---------- Data entries

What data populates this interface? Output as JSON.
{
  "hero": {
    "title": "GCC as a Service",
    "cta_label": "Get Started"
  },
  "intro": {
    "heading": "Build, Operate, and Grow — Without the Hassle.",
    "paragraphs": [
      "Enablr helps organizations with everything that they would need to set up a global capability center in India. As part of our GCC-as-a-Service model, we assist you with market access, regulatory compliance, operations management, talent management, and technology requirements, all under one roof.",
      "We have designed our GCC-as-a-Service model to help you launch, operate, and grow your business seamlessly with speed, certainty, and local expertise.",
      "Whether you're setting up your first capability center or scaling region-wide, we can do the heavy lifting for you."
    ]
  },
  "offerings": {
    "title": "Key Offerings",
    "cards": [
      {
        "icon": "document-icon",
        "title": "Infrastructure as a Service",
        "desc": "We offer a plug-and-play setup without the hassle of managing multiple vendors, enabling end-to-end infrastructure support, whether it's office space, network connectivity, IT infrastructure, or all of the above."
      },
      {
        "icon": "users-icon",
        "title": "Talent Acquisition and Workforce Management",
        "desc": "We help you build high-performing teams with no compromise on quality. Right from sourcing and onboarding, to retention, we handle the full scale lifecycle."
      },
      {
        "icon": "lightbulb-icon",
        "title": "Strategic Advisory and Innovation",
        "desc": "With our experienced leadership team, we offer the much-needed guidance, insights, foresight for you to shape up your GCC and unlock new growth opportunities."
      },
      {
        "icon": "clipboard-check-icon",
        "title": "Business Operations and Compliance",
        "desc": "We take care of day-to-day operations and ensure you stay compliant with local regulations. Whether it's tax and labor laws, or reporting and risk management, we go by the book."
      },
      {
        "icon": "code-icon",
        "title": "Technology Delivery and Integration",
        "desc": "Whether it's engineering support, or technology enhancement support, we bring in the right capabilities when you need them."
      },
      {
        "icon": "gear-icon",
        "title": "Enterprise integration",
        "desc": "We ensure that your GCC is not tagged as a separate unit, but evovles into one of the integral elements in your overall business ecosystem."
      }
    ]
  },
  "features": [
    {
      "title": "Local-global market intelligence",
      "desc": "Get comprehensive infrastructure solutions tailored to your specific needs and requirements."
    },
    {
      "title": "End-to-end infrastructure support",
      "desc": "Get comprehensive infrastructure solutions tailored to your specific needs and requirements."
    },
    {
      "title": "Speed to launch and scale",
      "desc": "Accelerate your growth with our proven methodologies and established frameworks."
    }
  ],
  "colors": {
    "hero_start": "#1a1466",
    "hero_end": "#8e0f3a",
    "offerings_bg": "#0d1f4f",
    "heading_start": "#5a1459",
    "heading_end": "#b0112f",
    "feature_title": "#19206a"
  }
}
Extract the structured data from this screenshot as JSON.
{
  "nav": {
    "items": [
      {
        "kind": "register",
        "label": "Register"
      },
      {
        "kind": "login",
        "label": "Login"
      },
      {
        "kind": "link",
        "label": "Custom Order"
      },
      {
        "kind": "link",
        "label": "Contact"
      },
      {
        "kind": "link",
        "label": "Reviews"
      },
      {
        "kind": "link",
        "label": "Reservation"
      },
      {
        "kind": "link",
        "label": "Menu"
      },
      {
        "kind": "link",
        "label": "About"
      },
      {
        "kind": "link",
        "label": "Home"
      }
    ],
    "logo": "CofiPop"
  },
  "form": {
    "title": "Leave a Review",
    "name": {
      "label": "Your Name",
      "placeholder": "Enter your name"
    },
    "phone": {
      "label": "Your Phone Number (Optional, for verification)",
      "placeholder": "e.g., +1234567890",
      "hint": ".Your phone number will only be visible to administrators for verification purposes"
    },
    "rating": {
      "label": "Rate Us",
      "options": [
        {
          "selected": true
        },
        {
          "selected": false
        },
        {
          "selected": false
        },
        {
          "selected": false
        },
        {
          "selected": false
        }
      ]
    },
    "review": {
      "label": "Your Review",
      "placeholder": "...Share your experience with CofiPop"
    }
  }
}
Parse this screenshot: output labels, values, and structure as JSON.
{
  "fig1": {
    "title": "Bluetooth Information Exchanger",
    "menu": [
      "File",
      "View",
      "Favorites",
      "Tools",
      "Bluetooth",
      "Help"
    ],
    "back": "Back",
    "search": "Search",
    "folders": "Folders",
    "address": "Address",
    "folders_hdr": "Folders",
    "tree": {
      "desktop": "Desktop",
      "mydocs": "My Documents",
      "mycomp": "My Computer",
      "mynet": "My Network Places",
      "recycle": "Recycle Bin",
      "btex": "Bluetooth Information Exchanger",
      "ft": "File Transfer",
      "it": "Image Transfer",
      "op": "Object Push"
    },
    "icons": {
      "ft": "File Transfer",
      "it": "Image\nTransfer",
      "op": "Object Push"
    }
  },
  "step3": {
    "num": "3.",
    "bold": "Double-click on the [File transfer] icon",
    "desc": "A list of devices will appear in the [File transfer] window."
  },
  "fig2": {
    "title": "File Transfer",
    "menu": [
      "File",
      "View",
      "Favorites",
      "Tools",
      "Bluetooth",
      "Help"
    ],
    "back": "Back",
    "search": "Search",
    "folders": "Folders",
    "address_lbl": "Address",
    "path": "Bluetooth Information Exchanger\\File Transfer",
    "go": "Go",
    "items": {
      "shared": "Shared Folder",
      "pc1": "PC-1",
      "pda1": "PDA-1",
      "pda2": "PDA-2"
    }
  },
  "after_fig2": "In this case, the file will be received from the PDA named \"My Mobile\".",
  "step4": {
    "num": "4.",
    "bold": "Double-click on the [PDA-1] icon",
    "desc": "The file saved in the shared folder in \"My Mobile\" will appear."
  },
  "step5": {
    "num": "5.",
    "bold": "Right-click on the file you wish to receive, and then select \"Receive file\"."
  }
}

--------------------

Make an exact copy of the material above.

What data populates this interface? Output as JSON.
{
  "hero": {
    "title": "GCC as a Service",
    "cta_label": "Get Started"
  },
  "intro": {
    "heading": "Build, Operate, and Grow — Without the Hassle.",
    "paragraphs": [
      "Enablr helps organizations with everything that they would need to set up a global capability center in India. As part of our GCC-as-a-Service model, we assist you with market access, regulatory compliance, operations management, talent management, and technology requirements, all under one roof.",
      "We have designed our GCC-as-a-Service model to help you launch, operate, and grow your business seamlessly with speed, certainty, and local expertise.",
      "Whether you're setting up your first capability center or scaling region-wide, we can do the heavy lifting for you."
    ]
  },
  "offerings": {
    "title": "Key Offerings",
    "cards": [
      {
        "icon": "document-icon",
        "title": "Infrastructure as a Service",
        "desc": "We offer a plug-and-play setup without the hassle of managing multiple vendors, enabling end-to-end infrastructure support, whether it's office space, network connectivity, IT infrastructure, or all of the above."
      },
      {
        "icon": "users-icon",
        "title": "Talent Acquisition and Workforce Management",
        "desc": "We help you build high-performing teams with no compromise on quality. Right from sourcing and onboarding, to retention, we handle the full scale lifecycle."
      },
      {
        "icon": "lightbulb-icon",
        "title": "Strategic Advisory and Innovation",
        "desc": "With our experienced leadership team, we offer the much-needed guidance, insights, foresight for you to shape up your GCC and unlock new growth opportunities."
      },
      {
        "icon": "clipboard-check-icon",
        "title": "Business Operations and Compliance",
        "desc": "We take care of day-to-day operations and ensure you stay compliant with local regulations. Whether it's tax and labor laws, or reporting and risk management, we go by the book."
      },
      {
        "icon": "code-icon",
        "title": "Technology Delivery and Integration",
        "desc": "Whether it's engineering support, or technology enhancement support, we bring in the right capabilities when you need them."
      },
      {
        "icon": "gear-icon",
        "title": "Enterprise integration",
        "desc": "We ensure that your GCC is not tagged as a separate unit, but evovles into one of the integral elements in your overall business ecosystem."
      }
    ]
  },
  "features": [
    {
      "title": "Local-global market intelligence",
      "desc": "Get comprehensive infrastructure solutions tailored to your specific needs and requirements."
    },
    {
      "title": "End-to-end infrastructure support",
      "desc": "Get comprehensive infrastructure solutions tailored to your specific needs and requirements."
    },
    {
      "title": "Speed to launch and scale",
      "desc": "Accelerate your growth with our proven methodologies and established frameworks."
    }
  ],
  "colors": {
    "hero_start": "#1a1466",
    "hero_end": "#8e0f3a",
    "offerings_bg": "#0d1f4f",
    "heading_start": "#5a1459",
    "heading_end": "#b0112f",
    "feature_title": "#19206a"
  }
}
Extract the structured data from this screenshot as JSON.
{
  "nav": {
    "items": [
      {
        "kind": "register",
        "label": "Register"
      },
      {
        "kind": "login",
        "label": "Login"
      },
      {
        "kind": "link",
        "label": "Custom Order"
      },
      {
        "kind": "link",
        "label": "Contact"
      },
      {
        "kind": "link",
        "label": "Reviews"
      },
      {
        "kind": "link",
        "label": "Reservation"
      },
      {
        "kind": "link",
        "label": "Menu"
      },
      {
        "kind": "link",
        "label": "About"
      },
      {
        "kind": "link",
        "label": "Home"
      }
    ],
    "logo": "CofiPop"
  },
  "form": {
    "title": "Leave a Review",
    "name": {
      "label": "Your Name",
      "placeholder": "Enter your name"
    },
    "phone": {
      "label": "Your Phone Number (Optional, for verification)",
      "placeholder": "e.g., +1234567890",
      "hint": ".Your phone number will only be visible to administrators for verification purposes"
    },
    "rating": {
      "label": "Rate Us",
      "options": [
        {
          "selected": true
        },
        {
          "selected": false
        },
        {
          "selected": false
        },
        {
          "selected": false
        },
        {
          "selected": false
        }
      ]
    },
    "review": {
      "label": "Your Review",
      "placeholder": "...Share your experience with CofiPop"
    }
  }
}
Parse this screenshot: output labels, values, and structure as JSON.
{
  "fig1": {
    "title": "Bluetooth Information Exchanger",
    "menu": [
      "File",
      "View",
      "Favorites",
      "Tools",
      "Bluetooth",
      "Help"
    ],
    "back": "Back",
    "search": "Search",
    "folders": "Folders",
    "address": "Address",
    "folders_hdr": "Folders",
    "tree": {
      "desktop": "Desktop",
      "mydocs": "My Documents",
      "mycomp": "My Computer",
      "mynet": "My Network Places",
      "recycle": "Recycle Bin",
      "btex": "Bluetooth Information Exchanger",
      "ft": "File Transfer",
      "it": "Image Transfer",
      "op": "Object Push"
    },
    "icons": {
      "ft": "File Transfer",
      "it": "Image\nTransfer",
      "op": "Object Push"
    }
  },
  "step3": {
    "num": "3.",
    "bold": "Double-click on the [File transfer] icon",
    "desc": "A list of devices will appear in the [File transfer] window."
  },
  "fig2": {
    "title": "File Transfer",
    "menu": [
      "File",
      "View",
      "Favorites",
      "Tools",
      "Bluetooth",
      "Help"
    ],
    "back": "Back",
    "search": "Search",
    "folders": "Folders",
    "address_lbl": "Address",
    "path": "Bluetooth Information Exchanger\\File Transfer",
    "go": "Go",
    "items": {
      "shared": "Shared Folder",
      "pc1": "PC-1",
      "pda1": "PDA-1",
      "pda2": "PDA-2"
    }
  },
  "after_fig2": "In this case, the file will be received from the PDA named \"My Mobile\".",
  "step4": {
    "num": "4.",
    "bold": "Double-click on the [PDA-1] icon",
    "desc": "The file saved in the shared folder in \"My Mobile\" will appear."
  },
  "step5": {
    "num": "5.",
    "bold": "Right-click on the file you wish to receive, and then select \"Receive file\"."
  }
}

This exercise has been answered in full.